_Items:_
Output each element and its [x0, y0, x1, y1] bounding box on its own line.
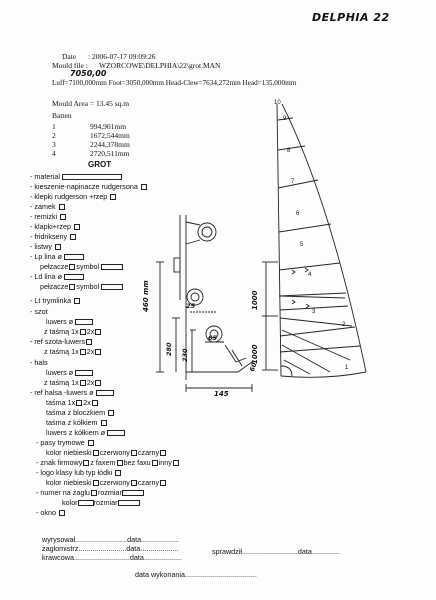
label: czarny: [137, 448, 160, 457]
reinforcement-line: [282, 330, 350, 360]
panel-number: 9: [283, 116, 287, 122]
batten-value: 1672,544mm: [90, 131, 130, 140]
footer-sprawdzil: sprawdził............................data..............: [212, 547, 340, 556]
label: taśma z bloczkiem: [46, 408, 106, 417]
mould-file-value: WZORCOWE\DELPHIA\22\grot.MAN: [99, 61, 221, 70]
form-row-hals: - hals: [30, 358, 48, 367]
form-row-pasy-trymowe: - pasy trymowe: [36, 438, 95, 447]
panel-seam: [278, 146, 305, 150]
sail-title: GROT: [88, 160, 112, 169]
form-row-znak-firmowy: - znak firmowy z faxem bez faxu inny: [36, 458, 180, 467]
label: fridrikseny: [34, 232, 68, 241]
dim-1000-lower: 1000: [251, 344, 259, 364]
panel-number: 4: [308, 272, 312, 278]
form-row-material: - material: [30, 172, 122, 181]
sail-luff: [277, 104, 281, 376]
batten-mark: [306, 304, 309, 308]
label: znak firmowy: [40, 458, 83, 467]
dim-230: 230: [181, 348, 189, 362]
dimensions-line: Luff=7100,000mm Foot=3050,000mm Head-Clew=7634,272mm Head=135,000mm: [52, 79, 297, 87]
panel-number: 8: [287, 148, 291, 154]
panel-seam: [279, 224, 331, 232]
label: krawcowa: [42, 553, 74, 562]
panel-number: 7: [291, 179, 295, 185]
date-label: Date: [62, 52, 77, 61]
label: kolor niebieski: [46, 448, 92, 457]
form-row-zamek: - zamek: [30, 202, 66, 211]
batten-value: 994,901mm: [90, 122, 127, 131]
label: data wykonania: [135, 570, 185, 579]
form-row-lt-trymlinka: - Lt trymlinka: [30, 296, 81, 305]
label: szot: [34, 307, 48, 316]
footer-krawcowa: krawcowa............................data...................: [42, 553, 182, 562]
label: ref halsa -luwers ø: [34, 388, 94, 397]
tack-arc: [281, 366, 292, 376]
label: 2x: [86, 347, 95, 356]
label: data: [129, 553, 144, 562]
form-row-klepki: - klepki rudgerson +rzep: [30, 192, 117, 201]
label: listwy: [34, 242, 52, 251]
label: logo klasy lub typ łódki: [40, 468, 113, 477]
form-row-kieszenie: - kieszenie-napinacze rudgersona: [30, 182, 148, 191]
panel-seam: [279, 293, 346, 296]
date-value: : 2006-07-17 09:09:26: [88, 52, 156, 61]
form-row-szot: - szot: [30, 307, 48, 316]
label: rozmiar: [97, 488, 122, 497]
label: pełzacze: [40, 282, 69, 291]
form-row-okno: - okno: [36, 508, 66, 517]
batten-number: 4: [52, 149, 56, 158]
dim-65: 65: [208, 334, 218, 342]
label: zamek: [34, 202, 56, 211]
label: z faxem: [90, 458, 116, 467]
batten-number: 2: [52, 131, 56, 140]
dim-25: 25: [186, 302, 196, 310]
panel-seam: [278, 180, 318, 188]
label: żaglomistrz: [42, 544, 79, 553]
batten-number: 1: [52, 122, 56, 131]
label: Lp lina ø: [34, 252, 62, 261]
mould-area: Mould Area = 13.45 sq.m: [52, 99, 130, 108]
label: czerwony: [99, 448, 130, 457]
label: z taśmą: [44, 378, 70, 387]
form-row-lp-lina: - Lp lina ø: [30, 252, 84, 261]
form-row-fridrikseny: - fridrikseny: [30, 232, 77, 241]
dim-280: 280: [165, 342, 173, 356]
handwritten-luff: 7050,00: [70, 69, 107, 78]
footer-wyrysowal: wyrysował..........................data...................: [42, 535, 180, 544]
batten-mark: [292, 270, 295, 274]
label: 1x: [71, 327, 79, 336]
label: Lt trymlinka: [34, 296, 72, 305]
label: rozmiar: [93, 498, 118, 507]
label: z taśmą: [44, 347, 70, 356]
label: Ld lina ø: [34, 272, 62, 281]
label: czarny: [137, 478, 160, 487]
dim-60: 60: [248, 361, 259, 373]
sail-foot: [281, 372, 366, 377]
label: inny: [158, 458, 172, 467]
form-row-ref-halsa: - ref halsa -luwers ø: [30, 388, 114, 397]
form-row-listwy: - listwy: [30, 242, 62, 251]
form-row-numer: - numer na żaglu rozmiar: [36, 488, 144, 497]
label: czerwony: [99, 478, 130, 487]
panel-number: 2: [342, 322, 346, 328]
label: pełzacze: [40, 262, 69, 271]
label: sprawdził: [212, 547, 242, 556]
label: 1x: [71, 347, 79, 356]
panel-number: 6: [296, 211, 300, 217]
label: 2x: [83, 398, 91, 407]
batten-mark: [292, 300, 295, 304]
label: klepki rudgerson +rzep: [34, 192, 108, 201]
label: material: [34, 172, 60, 181]
label: ref szota-luwers: [34, 337, 86, 346]
label: symbol: [76, 262, 100, 271]
form-row-ld-lina: - Ld lina ø: [30, 272, 84, 281]
label: bez faxu: [123, 458, 151, 467]
label: symbol: [76, 282, 100, 291]
label: luwers z kółkiem ø: [46, 428, 106, 437]
label: data: [127, 535, 142, 544]
footer-data-wykonania: data wykonania....................................: [135, 570, 257, 579]
panel-number: 1: [345, 365, 349, 371]
label: klapki+rzep: [34, 222, 71, 231]
form-row-logo: - logo klasy lub typ łódki: [36, 468, 122, 477]
label: kieszenie-napinacze rudgersona: [34, 182, 138, 191]
label: luwers ø: [46, 368, 74, 377]
dim-145: 145: [214, 390, 229, 398]
form-row-ref-szota: - ref szota-luwers: [30, 337, 93, 346]
label: 2x: [86, 327, 95, 336]
label: 2x: [86, 378, 95, 387]
mould-file-label: Mould file :: [52, 61, 88, 70]
panel-number: 10: [274, 100, 281, 106]
label: taśma z kółkiem: [46, 418, 98, 427]
handwritten-title: DELPHIA 22: [312, 11, 390, 24]
label: okno: [40, 508, 56, 517]
label: wyrysował: [42, 535, 76, 544]
form-row-klapki: - klapki+rzep: [30, 222, 81, 231]
label: 1x: [71, 378, 79, 387]
batten-value: 2720,511mm: [90, 149, 130, 158]
panel-number: 3: [312, 309, 316, 315]
label: hals: [34, 358, 48, 367]
batten-label: Batten: [52, 111, 72, 120]
batten-value: 2244,378mm: [90, 140, 130, 149]
panel-seam: [279, 263, 340, 270]
label: kolor niebieski: [46, 478, 92, 487]
form-row-remizki: - remizki: [30, 212, 67, 221]
label: numer na żaglu: [40, 488, 90, 497]
label: data: [126, 544, 141, 553]
reinforcement-line: [280, 296, 345, 298]
footer-zaglomistrz: żaglomistrz........................data...................: [42, 544, 179, 553]
label: luwers ø: [46, 317, 74, 326]
batten-number: 3: [52, 140, 56, 149]
dim-1000-upper: 1000: [251, 290, 259, 310]
label: z taśmą: [44, 327, 70, 336]
label: kolor: [62, 498, 78, 507]
label: data: [297, 547, 312, 556]
sail-leech: [282, 104, 366, 372]
label: pasy trymowe: [40, 438, 85, 447]
panel-number: 5: [300, 242, 304, 248]
panel-seam: [280, 327, 355, 336]
label: taśma 1x: [46, 398, 76, 407]
label: remizki: [34, 212, 58, 221]
dim-460: 460 mm: [142, 280, 150, 312]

_Direction:_ Return every line above verbatim, omitting the picture.

_Reply to the task:_
Output each element and its [x0, y0, x1, y1] bounding box on its own line.
label: czarny: [137, 448, 160, 457]
reinforcement-line: [282, 330, 350, 360]
panel-number: 9: [283, 116, 287, 122]
batten-value: 1672,544mm: [90, 131, 130, 140]
footer-sprawdzil: sprawdził............................data..............: [212, 547, 340, 556]
label: taśma z bloczkiem: [46, 408, 106, 417]
mould-file-value: WZORCOWE\DELPHIA\22\grot.MAN: [99, 61, 221, 70]
form-row-hals: - hals: [30, 358, 48, 367]
form-row-pasy-trymowe: - pasy trymowe: [36, 438, 95, 447]
panel-seam: [278, 146, 305, 150]
sail-title: GROT: [88, 160, 112, 169]
form-row-znak-firmowy: - znak firmowy z faxem bez faxu inny: [36, 458, 180, 467]
label: fridrikseny: [34, 232, 68, 241]
dim-1000-lower: 1000: [251, 344, 259, 364]
panel-number: 4: [308, 272, 312, 278]
form-row-material: - material: [30, 172, 122, 181]
sail-luff: [277, 104, 281, 376]
batten-mark: [306, 304, 309, 308]
label: znak firmowy: [40, 458, 83, 467]
dim-230: 230: [181, 348, 189, 362]
dimensions-line: Luff=7100,000mm Foot=3050,000mm Head-Clew=7634,272mm Head=135,000mm: [52, 79, 297, 87]
panel-number: 8: [287, 148, 291, 154]
panel-seam: [279, 224, 331, 232]
label: krawcowa: [42, 553, 74, 562]
panel-number: 7: [291, 179, 295, 185]
date-label: Date: [62, 52, 77, 61]
label: kolor niebieski: [46, 448, 92, 457]
form-row-zamek: - zamek: [30, 202, 66, 211]
batten-value: 994,901mm: [90, 122, 127, 131]
label: data wykonania: [135, 570, 185, 579]
form-row-lt-trymlinka: - Lt trymlinka: [30, 296, 81, 305]
label: szot: [34, 307, 48, 316]
footer-krawcowa: krawcowa............................data...................: [42, 553, 182, 562]
label: ref halsa -luwers ø: [34, 388, 94, 397]
tack-arc: [281, 366, 292, 376]
label: 2x: [86, 347, 95, 356]
label: data: [129, 553, 144, 562]
form-row-klepki: - klepki rudgerson +rzep: [30, 192, 117, 201]
label: listwy: [34, 242, 52, 251]
label: logo klasy lub typ łódki: [40, 468, 113, 477]
form-row-kieszenie: - kieszenie-napinacze rudgersona: [30, 182, 148, 191]
panel-seam: [279, 293, 346, 296]
date-value: : 2006-07-17 09:09:26: [88, 52, 156, 61]
form-row-szot: - szot: [30, 307, 48, 316]
label: rozmiar: [97, 488, 122, 497]
label: pełzacze: [40, 282, 69, 291]
form-row-okno: - okno: [36, 508, 66, 517]
batten-number: 4: [52, 149, 56, 158]
dim-65: 65: [208, 334, 218, 342]
label: zamek: [34, 202, 56, 211]
label: z faxem: [90, 458, 116, 467]
batten-number: 2: [52, 131, 56, 140]
dim-25: 25: [186, 302, 196, 310]
panel-seam: [278, 180, 318, 188]
label: żaglomistrz: [42, 544, 79, 553]
batten-number: 1: [52, 122, 56, 131]
label: Lp lina ø: [34, 252, 62, 261]
mould-area: Mould Area = 13.45 sq.m: [52, 99, 130, 108]
label: czerwony: [99, 448, 130, 457]
label: z taśmą: [44, 378, 70, 387]
form-row-lp-lina: - Lp lina ø: [30, 252, 84, 261]
form-row-fridrikseny: - fridrikseny: [30, 232, 77, 241]
dim-280: 280: [165, 342, 173, 356]
handwritten-luff: 7050,00: [70, 69, 107, 78]
footer-wyrysowal: wyrysował..........................data...................: [42, 535, 180, 544]
batten-mark: [292, 270, 295, 274]
label: 1x: [71, 327, 79, 336]
label: Lt trymlinka: [34, 296, 72, 305]
label: rozmiar: [93, 498, 118, 507]
label: z taśmą: [44, 347, 70, 356]
label: Ld lina ø: [34, 272, 62, 281]
label: czarny: [137, 478, 160, 487]
dim-60: 60: [248, 361, 259, 373]
sail-foot: [281, 372, 366, 377]
label: inny: [158, 458, 172, 467]
form-row-ref-halsa: - ref halsa -luwers ø: [30, 388, 114, 397]
form-row-listwy: - listwy: [30, 242, 62, 251]
form-row-numer: - numer na żaglu rozmiar: [36, 488, 144, 497]
label: czerwony: [99, 478, 130, 487]
panel-number: 2: [342, 322, 346, 328]
label: pełzacze: [40, 262, 69, 271]
label: sprawdził: [212, 547, 242, 556]
label: 1x: [71, 347, 79, 356]
panel-number: 6: [296, 211, 300, 217]
label: 2x: [83, 398, 91, 407]
batten-mark: [292, 300, 295, 304]
label: klepki rudgerson +rzep: [34, 192, 108, 201]
label: material: [34, 172, 60, 181]
label: ref szota-luwers: [34, 337, 86, 346]
label: symbol: [76, 262, 100, 271]
form-row-ld-lina: - Ld lina ø: [30, 272, 84, 281]
label: bez faxu: [123, 458, 151, 467]
label: symbol: [76, 282, 100, 291]
label: luwers z kółkiem ø: [46, 428, 106, 437]
label: data: [127, 535, 142, 544]
footer-data-wykonania: data wykonania....................................: [135, 570, 257, 579]
panel-number: 1: [345, 365, 349, 371]
label: klapki+rzep: [34, 222, 71, 231]
form-row-logo: - logo klasy lub typ łódki: [36, 468, 122, 477]
label: kieszenie-napinacze rudgersona: [34, 182, 138, 191]
label: luwers ø: [46, 368, 74, 377]
dim-145: 145: [214, 390, 229, 398]
form-row-ref-szota: - ref szota-luwers: [30, 337, 93, 346]
label: 2x: [86, 327, 95, 336]
label: 2x: [86, 378, 95, 387]
mould-file-label: Mould file :: [52, 61, 88, 70]
panel-number: 10: [274, 100, 281, 106]
label: taśma z kółkiem: [46, 418, 98, 427]
handwritten-title: DELPHIA 22: [312, 11, 390, 24]
label: okno: [40, 508, 56, 517]
label: wyrysował: [42, 535, 76, 544]
form-row-klapki: - klapki+rzep: [30, 222, 81, 231]
label: 1x: [71, 378, 79, 387]
batten-value: 2720,511mm: [90, 149, 130, 158]
panel-number: 3: [312, 309, 316, 315]
label: hals: [34, 358, 48, 367]
batten-label: Batten: [52, 111, 72, 120]
batten-value: 2244,378mm: [90, 140, 130, 149]
panel-seam: [279, 263, 340, 270]
label: kolor niebieski: [46, 478, 92, 487]
form-row-remizki: - remizki: [30, 212, 67, 221]
label: numer na żaglu: [40, 488, 90, 497]
label: data: [126, 544, 141, 553]
reinforcement-line: [280, 296, 345, 298]
footer-zaglomistrz: żaglomistrz........................data...................: [42, 544, 179, 553]
label: luwers ø: [46, 317, 74, 326]
batten-number: 3: [52, 140, 56, 149]
dim-1000-upper: 1000: [251, 290, 259, 310]
label: z taśmą: [44, 327, 70, 336]
label: kolor: [62, 498, 78, 507]
label: data: [297, 547, 312, 556]
sail-leech: [282, 104, 366, 372]
label: pasy trymowe: [40, 438, 85, 447]
panel-number: 5: [300, 242, 304, 248]
panel-seam: [280, 327, 355, 336]
label: taśma 1x: [46, 398, 76, 407]
label: remizki: [34, 212, 58, 221]
dim-460: 460 mm: [142, 280, 150, 312]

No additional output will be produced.